■ Given exercise a ■
From the braking passage, reproduce the span that begins at the words "Given that vehicles" and ends after "research data.".

Substantial improvements in the braking performance of these vehicles 
appear feasible with existing technologies. The agency also understands 
that improvements in truck tractor stopping distance performance may 
involve more than simply increasing the power of foundation brakes, as 
changes might be required to suspensions and frames, etc., to handle 
the higher braking torque without decreasing vehicle durability and 
safety. However, the agency believes that two years of lead time after 
a final rule is issued would be adequate lead time for manufacturers to 
comply with a reduction in stopping distance in the proposed range. 
Given that vehicles tested by the agency and industry were able to 
comply with the proposed reductions without modifications other than to 
the foundation brakes, we believe that this is adequate lead time.
    Potential changes to stopping performance requirements for air-
braked single unit trucks and buses, and/or for hydraulic braked 
vehicles over 10,000

[[Page 74278]]

lbs. GVWR, will be addressed separately pending the outcome of relevant 
research data.

VI. Ongoing and Future Research

    To date, the agency's research effort has focused on the stopping 
distance performance of air-braked truck tractors. Experience with the 
stopping distance performance of heavy duty single-unit trucks has 
shown that the wide variety of vehicle and body configurations for 
these vehicles, including wheel bases, axle ratings, and center of 
gravity heights, may result in a wide range of stopping distance 
performance. NHTSA intends to perform future research to determine if 
equipment changes that have demonstrated improvements in truck tractor 
stopping distance performance can successfully be applied to single-
unit trucks as well.

■ Supplied information ■
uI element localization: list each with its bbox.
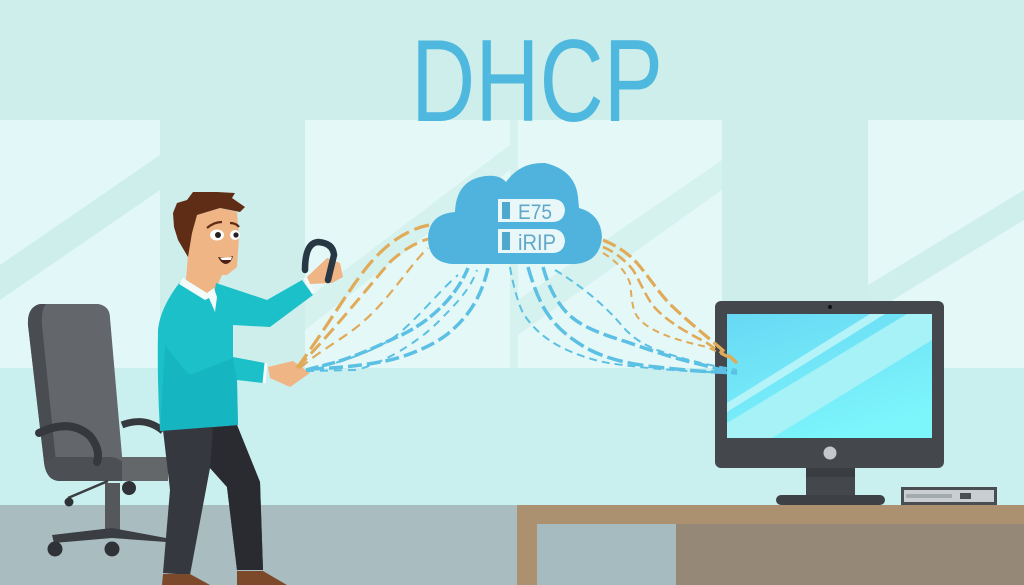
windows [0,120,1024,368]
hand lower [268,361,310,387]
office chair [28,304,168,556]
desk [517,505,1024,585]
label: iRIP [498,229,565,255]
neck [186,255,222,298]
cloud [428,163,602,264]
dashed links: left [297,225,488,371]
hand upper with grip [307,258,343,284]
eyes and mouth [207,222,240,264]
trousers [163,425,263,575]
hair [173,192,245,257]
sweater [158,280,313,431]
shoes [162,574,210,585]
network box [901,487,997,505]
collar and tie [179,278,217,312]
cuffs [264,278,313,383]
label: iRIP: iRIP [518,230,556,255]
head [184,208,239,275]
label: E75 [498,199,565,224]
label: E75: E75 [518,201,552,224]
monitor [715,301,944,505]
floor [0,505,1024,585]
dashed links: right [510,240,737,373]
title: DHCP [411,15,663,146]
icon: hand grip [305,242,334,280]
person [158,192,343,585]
--
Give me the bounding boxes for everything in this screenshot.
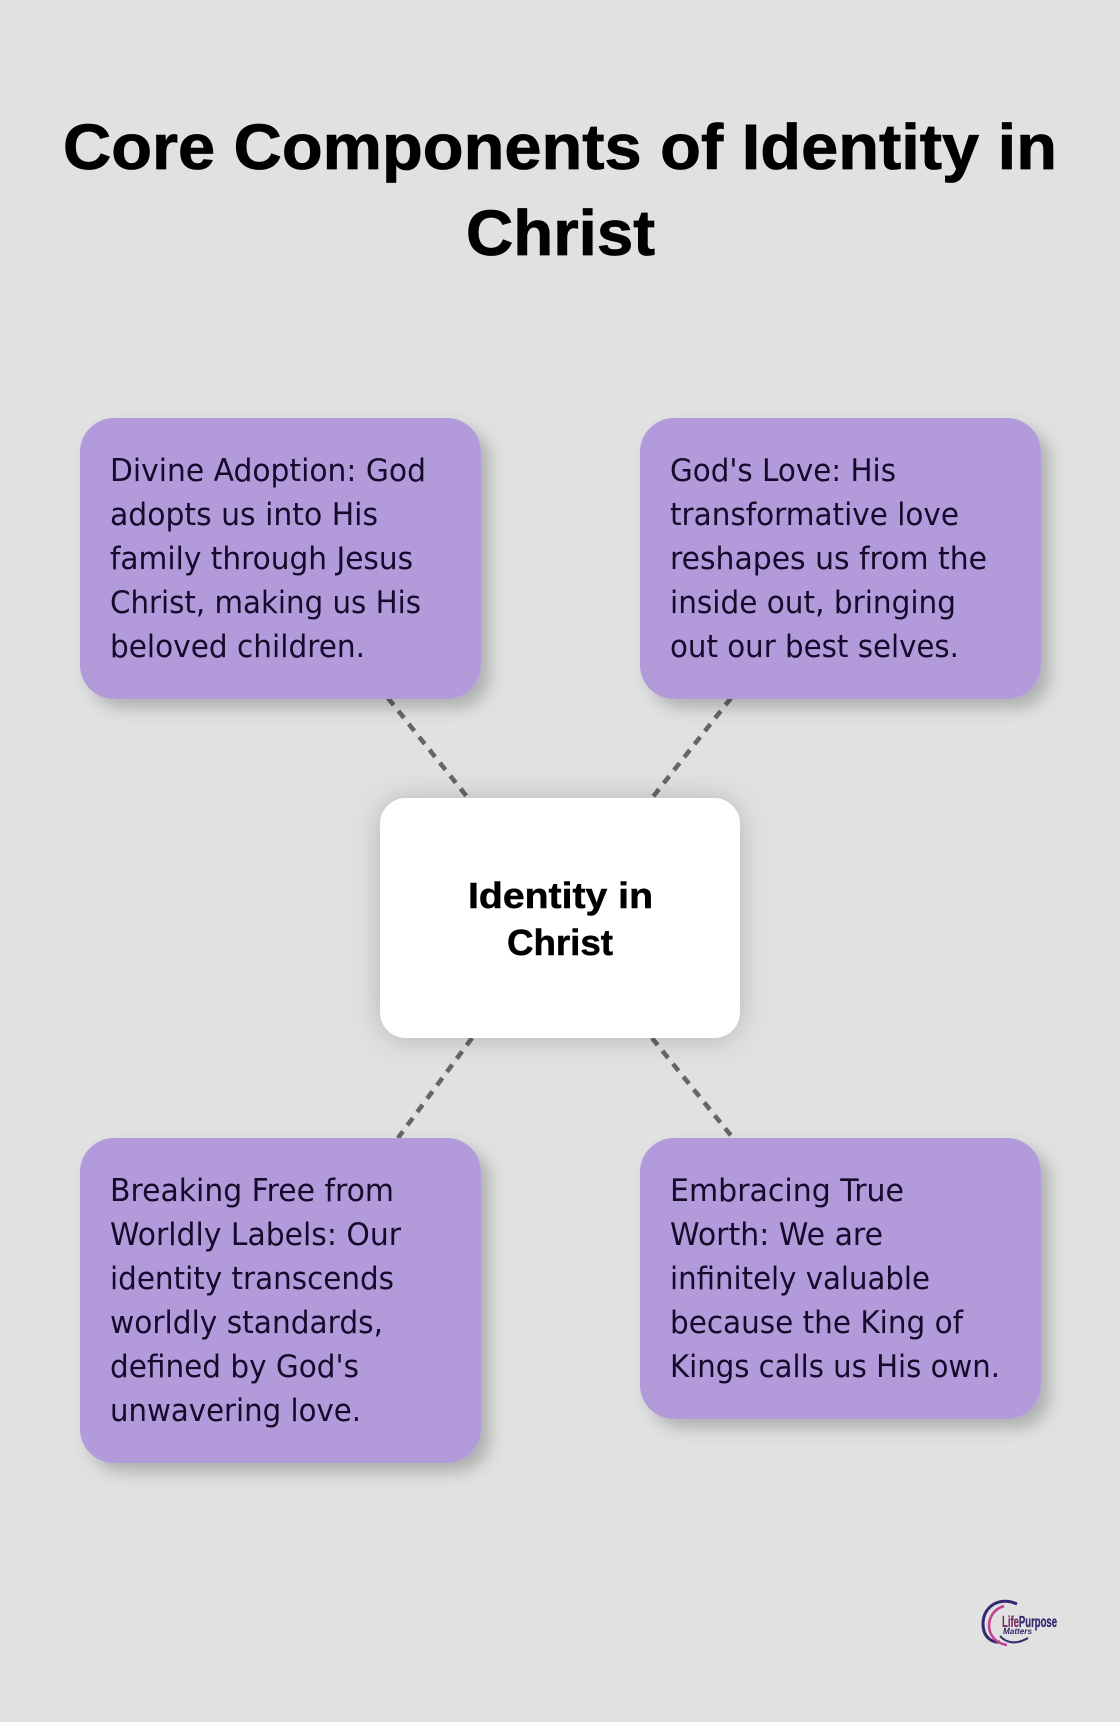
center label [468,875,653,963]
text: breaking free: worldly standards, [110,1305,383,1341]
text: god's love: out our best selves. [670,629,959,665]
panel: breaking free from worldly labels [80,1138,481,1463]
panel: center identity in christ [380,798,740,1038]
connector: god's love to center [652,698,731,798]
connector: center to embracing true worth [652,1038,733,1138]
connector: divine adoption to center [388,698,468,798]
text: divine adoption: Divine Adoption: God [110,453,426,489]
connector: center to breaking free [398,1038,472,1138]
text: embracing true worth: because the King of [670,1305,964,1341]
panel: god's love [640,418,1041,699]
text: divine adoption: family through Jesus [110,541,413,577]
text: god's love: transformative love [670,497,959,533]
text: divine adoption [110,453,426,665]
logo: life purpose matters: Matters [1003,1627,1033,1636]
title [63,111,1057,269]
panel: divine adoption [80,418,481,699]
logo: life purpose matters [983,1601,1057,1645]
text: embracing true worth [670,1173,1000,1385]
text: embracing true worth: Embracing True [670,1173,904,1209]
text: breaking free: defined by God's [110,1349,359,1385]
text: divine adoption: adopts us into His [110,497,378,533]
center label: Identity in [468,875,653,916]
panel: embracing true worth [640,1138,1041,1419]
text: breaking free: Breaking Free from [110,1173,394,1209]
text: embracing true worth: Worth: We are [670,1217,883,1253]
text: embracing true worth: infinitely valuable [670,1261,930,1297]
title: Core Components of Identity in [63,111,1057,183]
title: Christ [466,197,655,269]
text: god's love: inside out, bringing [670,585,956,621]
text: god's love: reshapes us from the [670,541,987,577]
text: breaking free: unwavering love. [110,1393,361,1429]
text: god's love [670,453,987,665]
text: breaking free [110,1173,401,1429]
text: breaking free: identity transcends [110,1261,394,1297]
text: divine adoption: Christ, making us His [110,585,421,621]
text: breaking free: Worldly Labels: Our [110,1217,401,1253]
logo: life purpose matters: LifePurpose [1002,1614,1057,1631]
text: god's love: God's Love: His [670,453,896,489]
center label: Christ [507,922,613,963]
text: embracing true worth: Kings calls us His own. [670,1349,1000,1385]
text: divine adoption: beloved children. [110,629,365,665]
---
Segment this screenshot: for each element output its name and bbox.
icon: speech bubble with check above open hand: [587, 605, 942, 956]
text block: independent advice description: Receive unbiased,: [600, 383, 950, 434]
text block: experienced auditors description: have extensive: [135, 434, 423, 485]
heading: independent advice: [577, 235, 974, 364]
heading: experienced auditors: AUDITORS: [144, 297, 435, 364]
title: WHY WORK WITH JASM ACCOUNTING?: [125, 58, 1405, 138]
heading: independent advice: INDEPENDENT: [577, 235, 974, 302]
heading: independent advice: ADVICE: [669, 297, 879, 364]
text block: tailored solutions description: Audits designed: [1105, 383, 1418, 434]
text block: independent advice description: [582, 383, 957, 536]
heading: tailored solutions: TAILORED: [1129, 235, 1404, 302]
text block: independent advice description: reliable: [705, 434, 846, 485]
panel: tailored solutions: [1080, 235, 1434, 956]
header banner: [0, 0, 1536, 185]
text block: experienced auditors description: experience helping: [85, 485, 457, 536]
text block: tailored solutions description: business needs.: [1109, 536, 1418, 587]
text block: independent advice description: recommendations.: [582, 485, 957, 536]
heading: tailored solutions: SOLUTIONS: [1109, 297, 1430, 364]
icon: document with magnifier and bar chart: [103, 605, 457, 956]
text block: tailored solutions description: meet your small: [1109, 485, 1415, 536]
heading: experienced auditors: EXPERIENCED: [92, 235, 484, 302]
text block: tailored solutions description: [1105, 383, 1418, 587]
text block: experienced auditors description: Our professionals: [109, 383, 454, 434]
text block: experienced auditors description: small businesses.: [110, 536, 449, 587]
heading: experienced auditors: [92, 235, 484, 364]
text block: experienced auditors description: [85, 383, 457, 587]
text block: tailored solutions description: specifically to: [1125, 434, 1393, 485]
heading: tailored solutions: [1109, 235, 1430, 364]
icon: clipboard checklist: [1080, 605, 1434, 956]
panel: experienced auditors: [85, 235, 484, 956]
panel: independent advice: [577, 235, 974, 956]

■ Given exercise b ■
Turn the rows running from the line that contains "uI element localization: list" through the line that contains "person [158,192,343,585]", both included, into a numbered list with blank lines dropped. Leave the pictures out of the list.

■ Task solution a ■
Given that vehicles tested by the agency and industry were able to 
comply with the proposed reductions without modifications other than to 
the foundation brakes, we believe that this is adequate lead time.
    Potential changes to stopping performance requirements for air-
braked single unit trucks and buses, and/or for hydraulic braked 
vehicles over 10,000

[[Page 74278]]

lbs. GVWR, will be addressed separately pending the outcome of relevant 
research data.

■ Task solution b ■
1. uI element localization: list each with its bbox.
2. windows [0,120,1024,368]
3. hand lower [268,361,310,387]
4. office chair [28,304,168,556]
5. desk [517,505,1024,585]
6. label: iRIP [498,229,565,255]
7. neck [186,255,222,298]
8. cloud [428,163,602,264]
9. dashed links: left [297,225,488,371]
10. hand upper with grip [307,258,343,284]
11. eyes and mouth [207,222,240,264]
12. trousers [163,425,263,575]
13. hair [173,192,245,257]
14. sweater [158,280,313,431]
15. shoes [162,574,210,585]
16. network box [901,487,997,505]
17. collar and tie [179,278,217,312]
18. cuffs [264,278,313,383]
19. label: iRIP: iRIP [518,230,556,255]
20. head [184,208,239,275]
21. label: E75 [498,199,565,224]
22. label: E75: E75 [518,201,552,224]
23. monitor [715,301,944,505]
24. floor [0,505,1024,585]
25. dashed links: right [510,240,737,373]
26. title: DHCP [411,15,663,146]
27. icon: hand grip [305,242,334,280]
28. person [158,192,343,585]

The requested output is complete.